§ **Problem to solve**
Filter the entries below, keeping every line that has the word "this".

§ **Items**
********************
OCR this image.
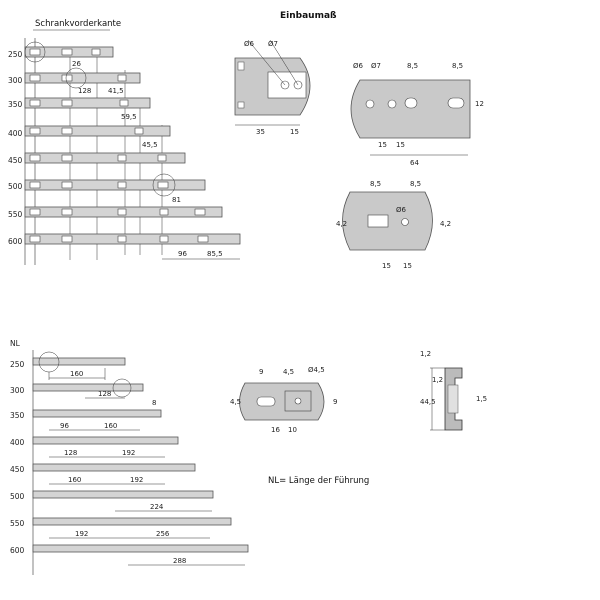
Einbaumaß
Schrankvorderkante
250
300
350
400
450
500
550
600
26
128 41,5
59,5
45,5
81
96	85,5
Ø6 Ø7
35	15
Ø6 Ø7	8,5	8,5
12
15 15
64
8,5	8,5
Ø6
4,2	4,2
15 15
NL
250
300
350
400
450
500
550
600
160
128
8
96	160
128	192
160	192
224
192	256
288
9	4,5 Ø4,5
4,5	9
16 10
NL= Länge der Führung
44,5
1,2
1,2
1,5
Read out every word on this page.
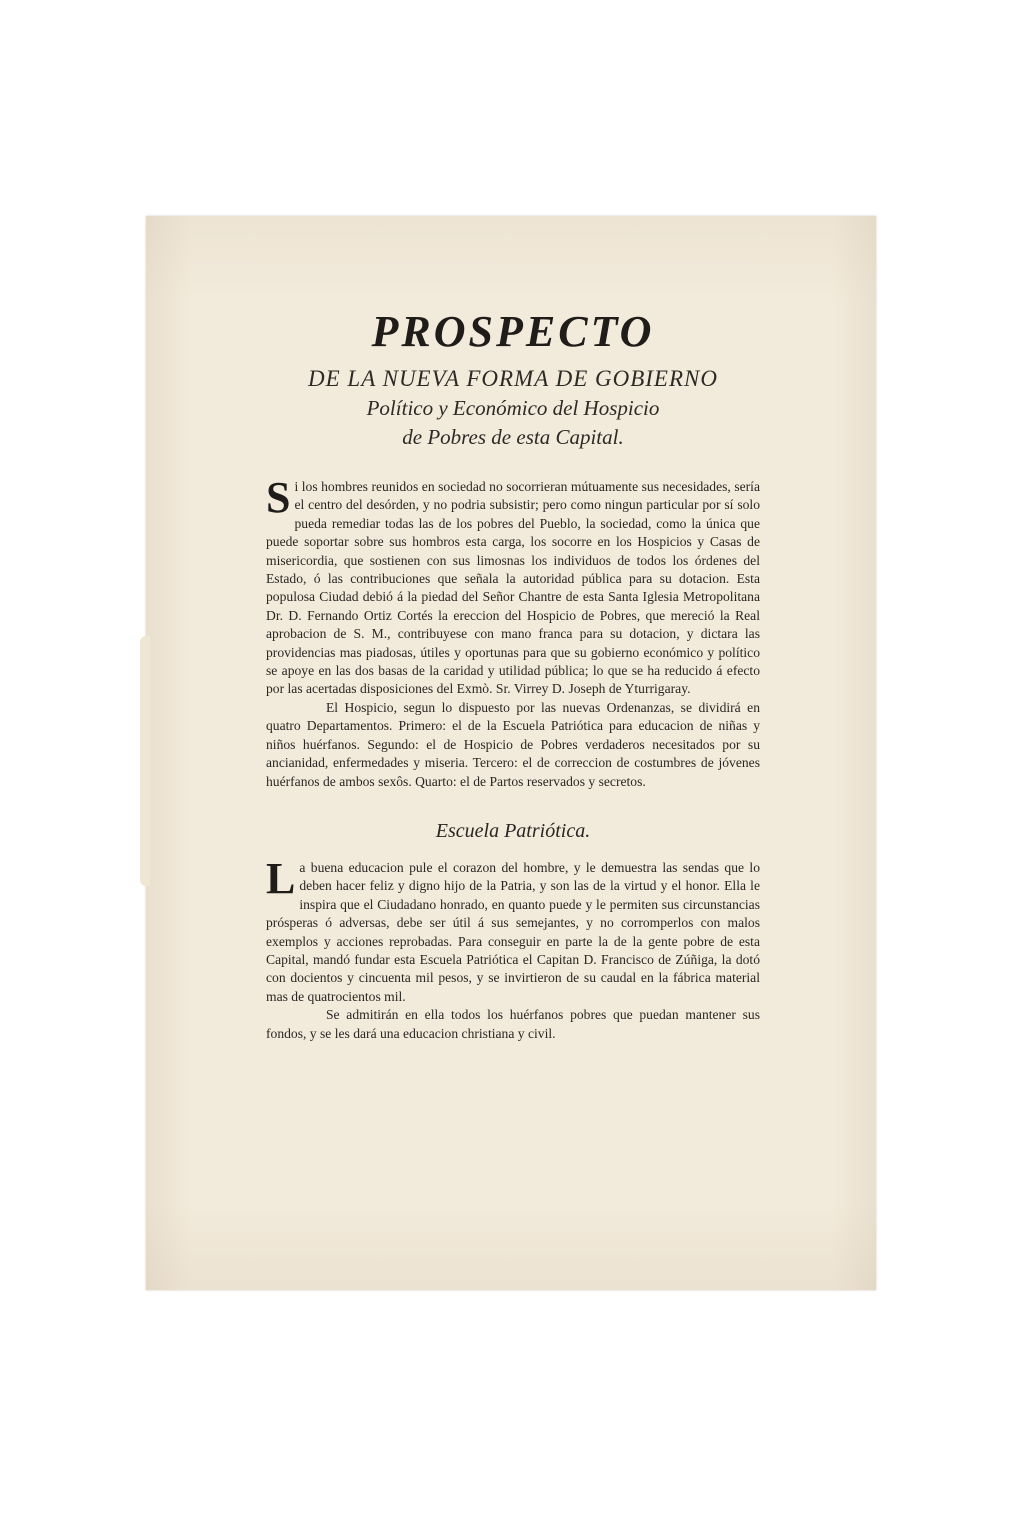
PROSPECTO
DE LA NUEVA FORMA DE GOBIERNO
Político y Económico del Hospicio
de Pobres de esta Capital.

Si los hombres reunidos en sociedad no socorrieran mútuamente sus necesidades, sería el centro del desórden, y no podria subsistir; pero como ningun particular por sí solo pueda remediar todas las de los pobres del Pueblo, la sociedad, como la única que puede soportar sobre sus hombros esta carga, los socorre en los Hospicios y Casas de misericordia, que sostienen con sus limosnas los individuos de todos los órdenes del Estado, ó las contribuciones que señala la autoridad pública para su dotacion. Esta populosa Ciudad debió á la piedad del Señor Chantre de esta Santa Iglesia Metropolitana Dr. D. Fernando Ortiz Cortés la ereccion del Hospicio de Pobres, que mereció la Real aprobacion de S. M., contribuyese con mano franca para su dotacion, y dictara las providencias mas piadosas, útiles y oportunas para que su gobierno económico y político se apoye en las dos basas de la caridad y utilidad pública; lo que se ha reducido á efecto por las acertadas disposiciones del Exmò. Sr. Virrey D. Joseph de Yturrigaray.

El Hospicio, segun lo dispuesto por las nuevas Ordenanzas, se dividirá en quatro Departamentos. Primero: el de la Escuela Patriótica para educacion de niñas y niños huérfanos. Segundo: el de Hospicio de Pobres verdaderos necesitados por su ancianidad, enfermedades y miseria. Tercero: el de correccion de costumbres de jóvenes huérfanos de ambos sexôs. Quarto: el de Partos reservados y secretos.

Escuela Patriótica.

La buena educacion pule el corazon del hombre, y le demuestra las sendas que lo deben hacer feliz y digno hijo de la Patria, y son las de la virtud y el honor. Ella le inspira que el Ciudadano honrado, en quanto puede y le permiten sus circunstancias prósperas ó adversas, debe ser útil á sus semejantes, y no corromperlos con malos exemplos y acciones reprobadas. Para conseguir en parte la de la gente pobre de esta Capital, mandó fundar esta Escuela Patriótica el Capitan D. Francisco de Zúñiga, la dotó con docientos y cincuenta mil pesos, y se invirtieron de su caudal en la fábrica material mas de quatrocientos mil.

Se admitirán en ella todos los huérfanos pobres que puedan mantener sus fondos, y se les dará una educacion christiana y civil.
********************
§ **Exercise answer**
OCR this image.
Read out every word on this page.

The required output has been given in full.